BEGIN Information given

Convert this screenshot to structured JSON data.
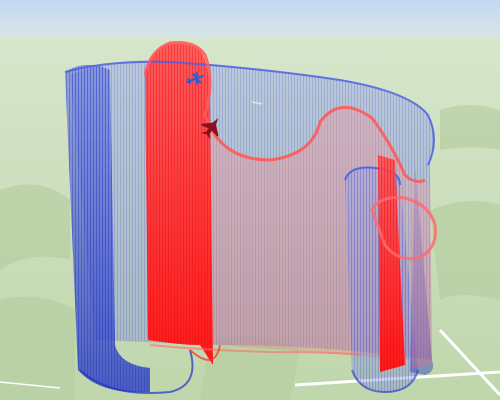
{
  "scene": {
    "sky_color": "#c6d9f4",
    "horizon_color": "#dfe9e4",
    "terrain_color": "#c8dcb4",
    "terrain_dark_color": "#b4cea2",
    "road_color": "#ffffff"
  },
  "track_blue": {
    "color": "#2233cc",
    "fill_color": "#6e7ee0",
    "icon": "airplane-icon",
    "icon_color": "#2a5fd6"
  },
  "track_red": {
    "color": "#ff1a1a",
    "fill_color": "#ff5050",
    "icon": "fighter-jet-icon",
    "icon_color": "#8a1020"
  }
}
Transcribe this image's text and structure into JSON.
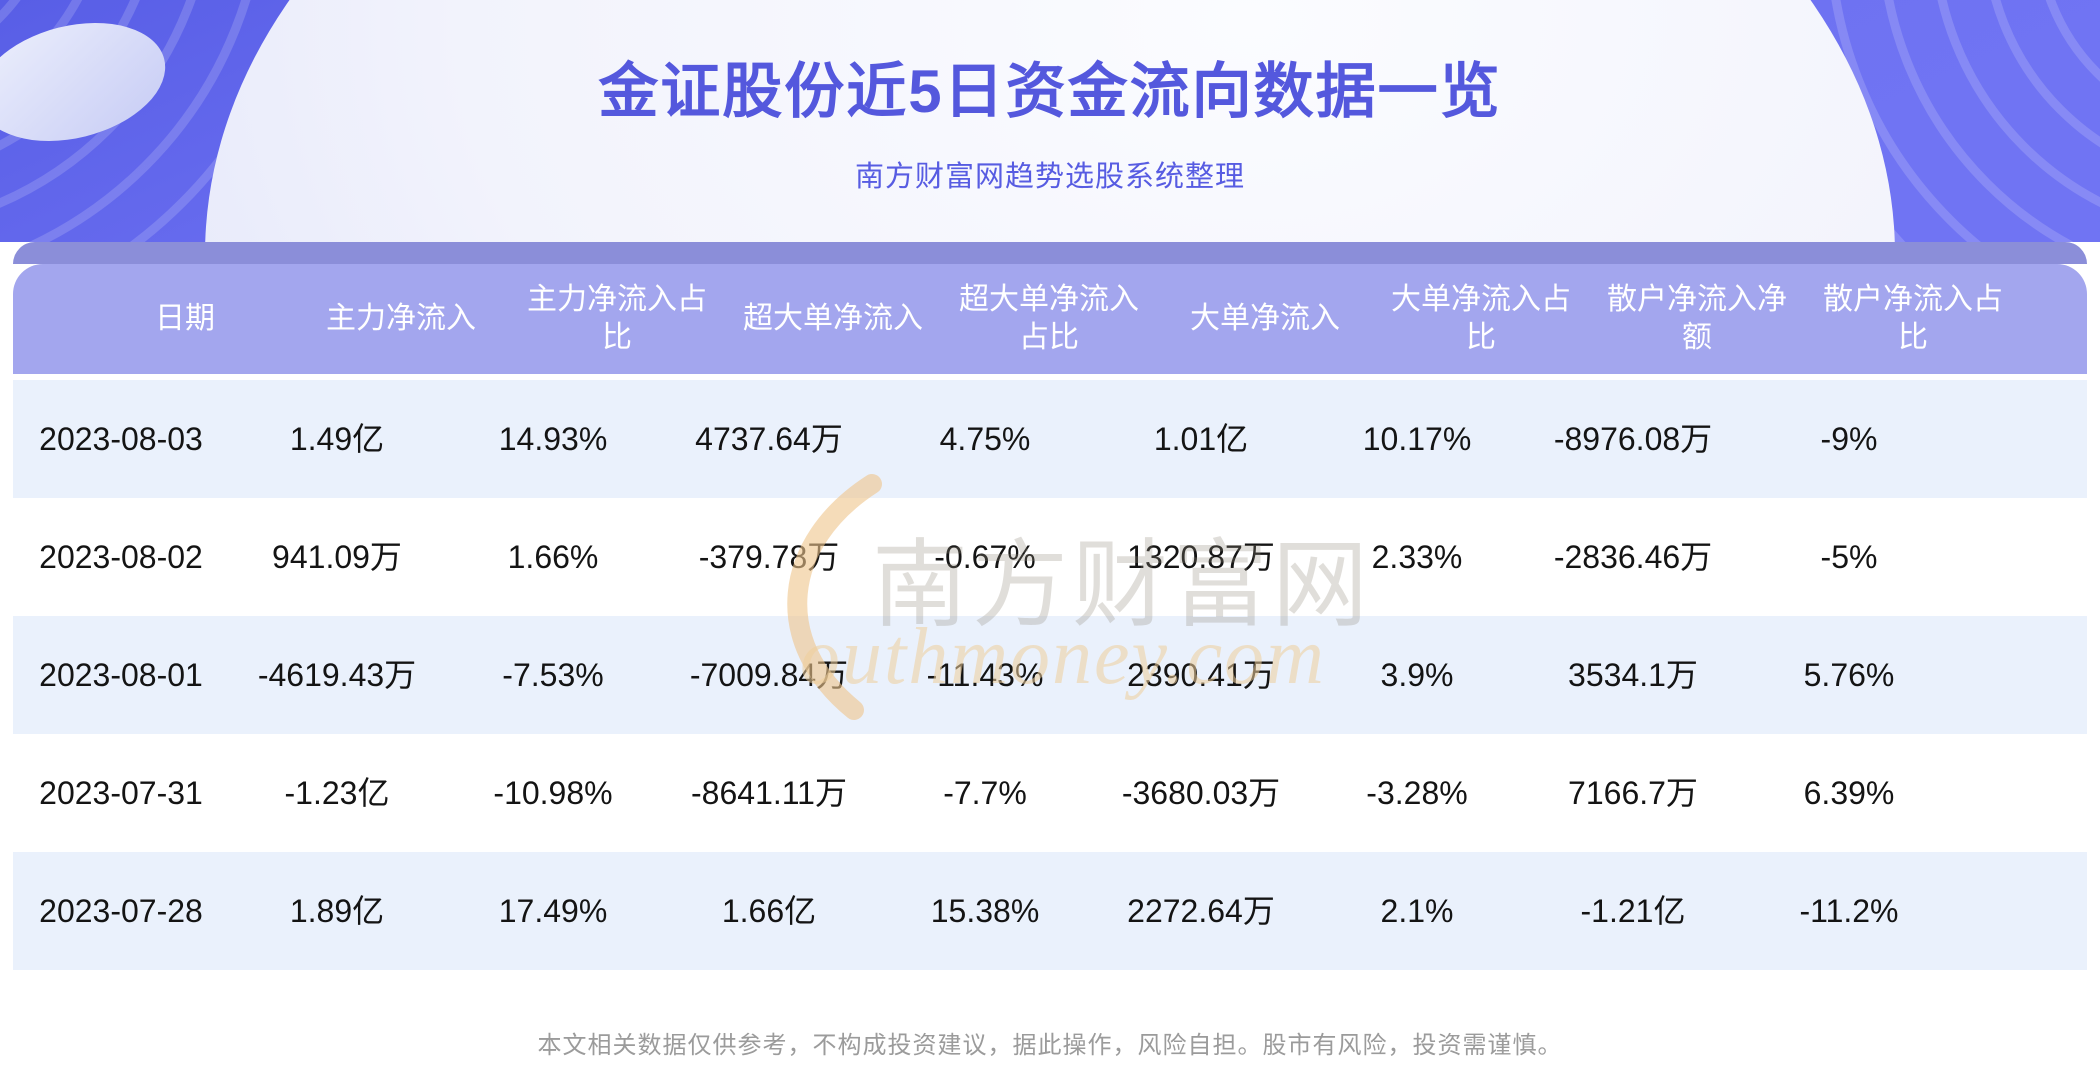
{
  "header": {
    "title": "金证股份近5日资金流向数据一览",
    "subtitle": "南方财富网趋势选股系统整理"
  },
  "table": {
    "columns": [
      "日期",
      "主力净流入",
      "主力净流入占比",
      "超大单净流入",
      "超大单净流入占比",
      "大单净流入",
      "大单净流入占比",
      "散户净流入净额",
      "散户净流入占比"
    ],
    "rows": [
      [
        "2023-08-03",
        "1.49亿",
        "14.93%",
        "4737.64万",
        "4.75%",
        "1.01亿",
        "10.17%",
        "-8976.08万",
        "-9%"
      ],
      [
        "2023-08-02",
        "941.09万",
        "1.66%",
        "-379.78万",
        "-0.67%",
        "1320.87万",
        "2.33%",
        "-2836.46万",
        "-5%"
      ],
      [
        "2023-08-01",
        "-4619.43万",
        "-7.53%",
        "-7009.84万",
        "-11.43%",
        "2390.41万",
        "3.9%",
        "3534.1万",
        "5.76%"
      ],
      [
        "2023-07-31",
        "-1.23亿",
        "-10.98%",
        "-8641.11万",
        "-7.7%",
        "-3680.03万",
        "-3.28%",
        "7166.7万",
        "6.39%"
      ],
      [
        "2023-07-28",
        "1.89亿",
        "17.49%",
        "1.66亿",
        "15.38%",
        "2272.64万",
        "2.1%",
        "-1.21亿",
        "-11.2%"
      ]
    ]
  },
  "chart_data": {
    "type": "table",
    "title": "金证股份近5日资金流向数据一览",
    "subtitle": "南方财富网趋势选股系统整理",
    "columns": [
      "日期",
      "主力净流入",
      "主力净流入占比",
      "超大单净流入",
      "超大单净流入占比",
      "大单净流入",
      "大单净流入占比",
      "散户净流入净额",
      "散户净流入占比"
    ],
    "rows": [
      [
        "2023-08-03",
        "1.49亿",
        "14.93%",
        "4737.64万",
        "4.75%",
        "1.01亿",
        "10.17%",
        "-8976.08万",
        "-9%"
      ],
      [
        "2023-08-02",
        "941.09万",
        "1.66%",
        "-379.78万",
        "-0.67%",
        "1320.87万",
        "2.33%",
        "-2836.46万",
        "-5%"
      ],
      [
        "2023-08-01",
        "-4619.43万",
        "-7.53%",
        "-7009.84万",
        "-11.43%",
        "2390.41万",
        "3.9%",
        "3534.1万",
        "5.76%"
      ],
      [
        "2023-07-31",
        "-1.23亿",
        "-10.98%",
        "-8641.11万",
        "-7.7%",
        "-3680.03万",
        "-3.28%",
        "7166.7万",
        "6.39%"
      ],
      [
        "2023-07-28",
        "1.89亿",
        "17.49%",
        "1.66亿",
        "15.38%",
        "2272.64万",
        "2.1%",
        "-1.21亿",
        "-11.2%"
      ]
    ]
  },
  "watermark": {
    "brand": "南方财富网",
    "script": "outhmoney.com"
  },
  "footer": {
    "disclaimer": "本文相关数据仅供参考，不构成投资建议，据此操作，风险自担。股市有风险，投资需谨慎。"
  },
  "colors": {
    "banner_purple": "#6b6ff0",
    "title_text": "#5458dd",
    "header_back_strip": "#8b8ed9",
    "table_header_bg": "#a3a6ee",
    "row_alt_bg": "#eaf1fc",
    "row_plain_bg": "#ffffff",
    "body_text": "#141414",
    "footer_text": "#9b9b9b",
    "watermark_tan": "#efcf9c"
  }
}
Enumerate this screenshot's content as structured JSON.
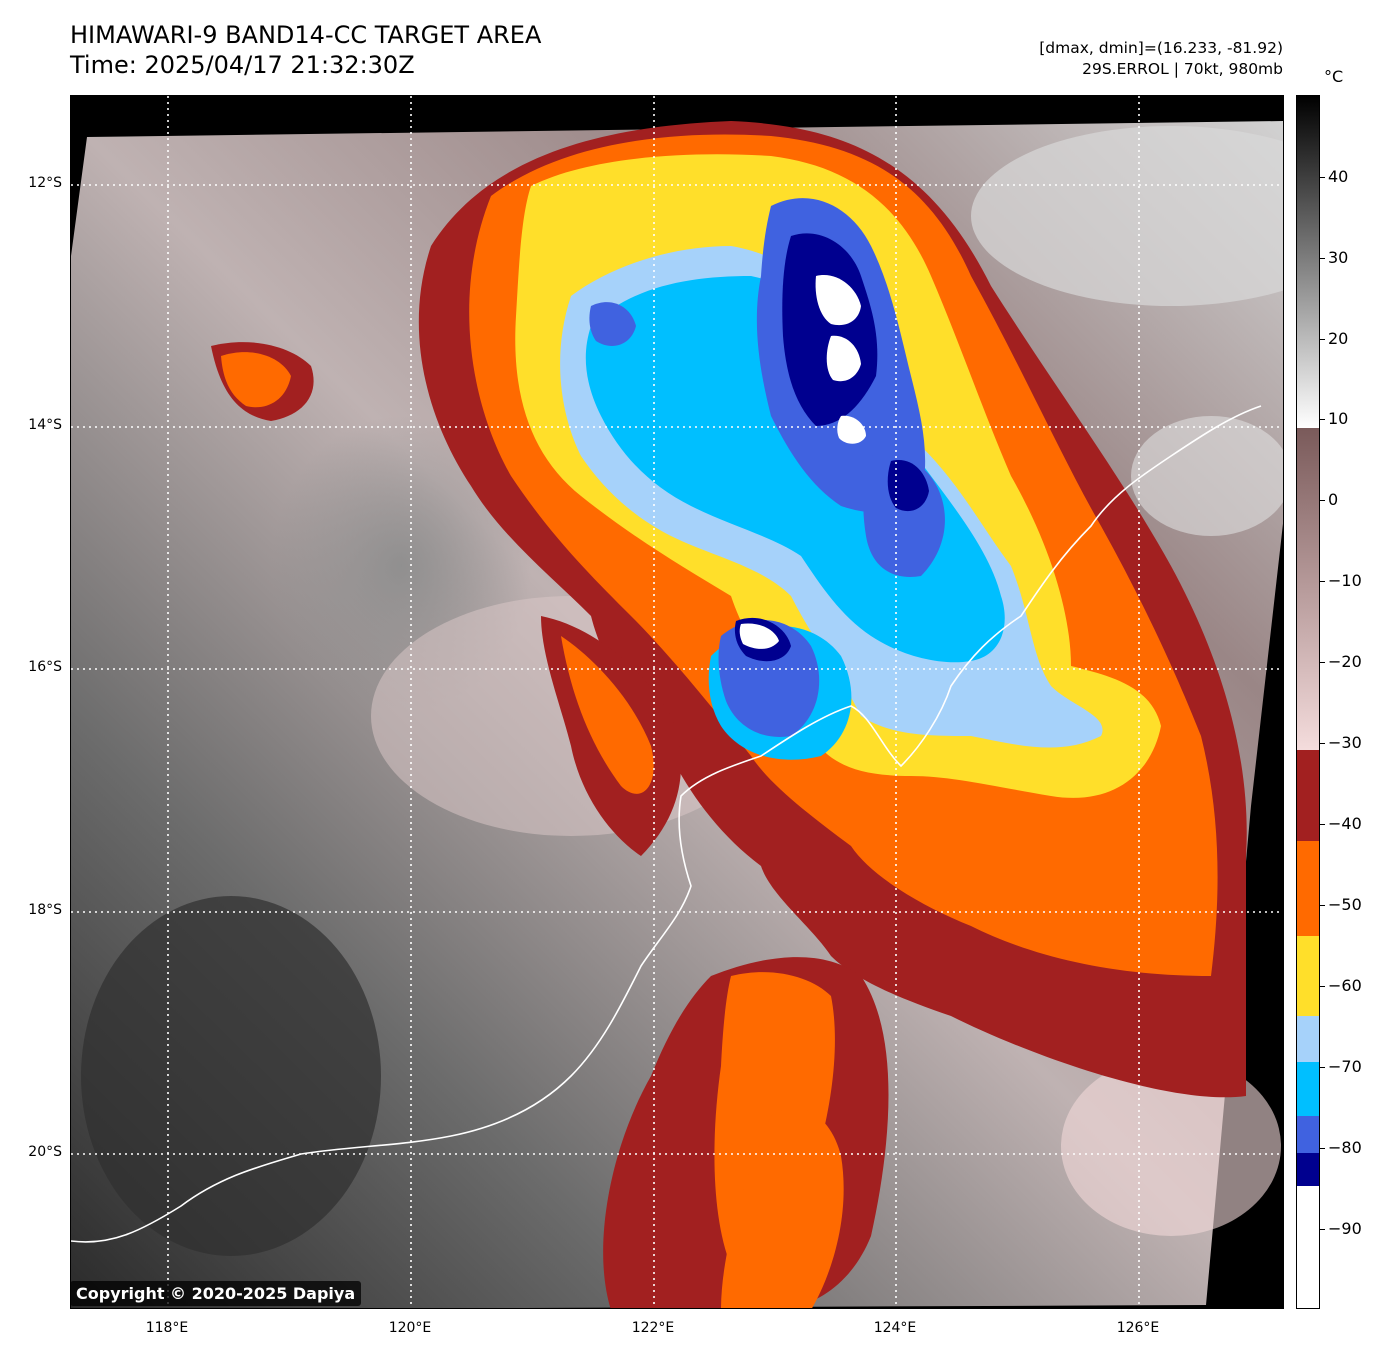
{
  "header": {
    "title_line1": "HIMAWARI-9 BAND14-CC TARGET AREA",
    "title_line2": "Time: 2025/04/17 21:32:30Z",
    "info_line1": "[dmax, dmin]=(16.233, -81.92)",
    "info_line2": "29S.ERROL | 70kt, 980mb"
  },
  "colorbar": {
    "unit": "°C",
    "ticks": [
      "40",
      "30",
      "20",
      "10",
      "0",
      "−10",
      "−20",
      "−30",
      "−40",
      "−50",
      "−60",
      "−70",
      "−80",
      "−90"
    ],
    "colors": {
      "black": "#000000",
      "white": "#ffffff",
      "brown": "#7a5a5a",
      "pink": "#f4dcdc",
      "darkred": "#a22020",
      "orange": "#ff6a00",
      "yellow": "#ffdf2a",
      "lightblue": "#a6d2fa",
      "deepskyblue": "#00bfff",
      "royalblue": "#4062e0",
      "navy": "#00008f"
    }
  },
  "map": {
    "lat_labels": [
      "12°S",
      "14°S",
      "16°S",
      "18°S",
      "20°S"
    ],
    "lon_labels": [
      "118°E",
      "120°E",
      "122°E",
      "124°E",
      "126°E"
    ],
    "copyright": "Copyright © 2020-2025 Dapiya"
  }
}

END Information given

_Work to do_.
Extract each line holding the word "南方财富网趋势选股系统整理" from the records.

_Correct answer_.
    "subtitle": "南方财富网趋势选股系统整理"
    "subtitle": "南方财富网趋势选股系统整理",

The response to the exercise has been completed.